Direction: Work through the entries below and report how many lines include "this". The number alone is the answer.

[Figure dataset records]
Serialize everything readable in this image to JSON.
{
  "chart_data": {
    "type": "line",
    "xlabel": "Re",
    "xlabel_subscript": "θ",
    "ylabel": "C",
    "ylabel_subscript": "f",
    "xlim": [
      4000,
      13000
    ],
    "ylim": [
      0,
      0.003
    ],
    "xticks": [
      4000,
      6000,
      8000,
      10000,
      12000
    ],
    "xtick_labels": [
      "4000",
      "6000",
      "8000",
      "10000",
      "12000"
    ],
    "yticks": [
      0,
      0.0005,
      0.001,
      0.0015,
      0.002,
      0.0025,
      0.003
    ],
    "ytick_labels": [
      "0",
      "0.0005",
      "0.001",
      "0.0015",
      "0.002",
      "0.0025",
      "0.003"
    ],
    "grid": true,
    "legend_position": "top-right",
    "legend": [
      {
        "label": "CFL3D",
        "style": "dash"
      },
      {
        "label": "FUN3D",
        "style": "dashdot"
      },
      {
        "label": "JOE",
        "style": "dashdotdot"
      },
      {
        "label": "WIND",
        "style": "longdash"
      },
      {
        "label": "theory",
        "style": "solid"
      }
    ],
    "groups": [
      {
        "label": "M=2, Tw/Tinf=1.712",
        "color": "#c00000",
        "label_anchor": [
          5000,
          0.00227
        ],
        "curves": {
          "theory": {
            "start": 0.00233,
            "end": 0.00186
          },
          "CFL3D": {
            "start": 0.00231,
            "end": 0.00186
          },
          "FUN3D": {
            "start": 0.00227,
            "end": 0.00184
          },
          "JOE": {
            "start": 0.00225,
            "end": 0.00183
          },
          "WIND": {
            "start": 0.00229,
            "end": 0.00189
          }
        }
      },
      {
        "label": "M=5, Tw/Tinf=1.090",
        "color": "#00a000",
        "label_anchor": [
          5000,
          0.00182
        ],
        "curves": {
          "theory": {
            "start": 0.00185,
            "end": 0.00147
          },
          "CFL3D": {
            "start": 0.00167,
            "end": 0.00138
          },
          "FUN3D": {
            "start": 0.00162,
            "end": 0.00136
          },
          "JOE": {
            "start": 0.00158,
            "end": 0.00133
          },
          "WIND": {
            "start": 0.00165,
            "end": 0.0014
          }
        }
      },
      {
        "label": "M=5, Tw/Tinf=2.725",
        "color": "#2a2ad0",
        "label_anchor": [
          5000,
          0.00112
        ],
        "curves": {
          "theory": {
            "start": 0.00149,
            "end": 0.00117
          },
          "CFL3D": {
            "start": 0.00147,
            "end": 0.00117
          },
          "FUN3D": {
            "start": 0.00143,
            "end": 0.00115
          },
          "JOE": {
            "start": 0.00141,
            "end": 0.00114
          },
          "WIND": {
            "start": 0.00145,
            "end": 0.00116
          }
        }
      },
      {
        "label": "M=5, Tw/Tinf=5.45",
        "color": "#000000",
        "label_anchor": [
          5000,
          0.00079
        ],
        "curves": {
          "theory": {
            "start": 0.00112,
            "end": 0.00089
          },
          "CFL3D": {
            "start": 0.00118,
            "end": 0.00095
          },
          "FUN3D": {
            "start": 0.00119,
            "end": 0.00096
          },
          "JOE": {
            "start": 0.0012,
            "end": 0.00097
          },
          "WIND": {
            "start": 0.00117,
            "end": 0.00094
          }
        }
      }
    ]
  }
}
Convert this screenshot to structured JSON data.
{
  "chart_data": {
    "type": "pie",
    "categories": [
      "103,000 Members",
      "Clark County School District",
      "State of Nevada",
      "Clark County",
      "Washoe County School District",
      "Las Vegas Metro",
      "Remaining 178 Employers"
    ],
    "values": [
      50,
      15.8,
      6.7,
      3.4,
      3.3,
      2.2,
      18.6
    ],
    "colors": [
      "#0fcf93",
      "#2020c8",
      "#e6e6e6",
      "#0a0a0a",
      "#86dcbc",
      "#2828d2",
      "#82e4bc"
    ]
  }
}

Result of the task: 2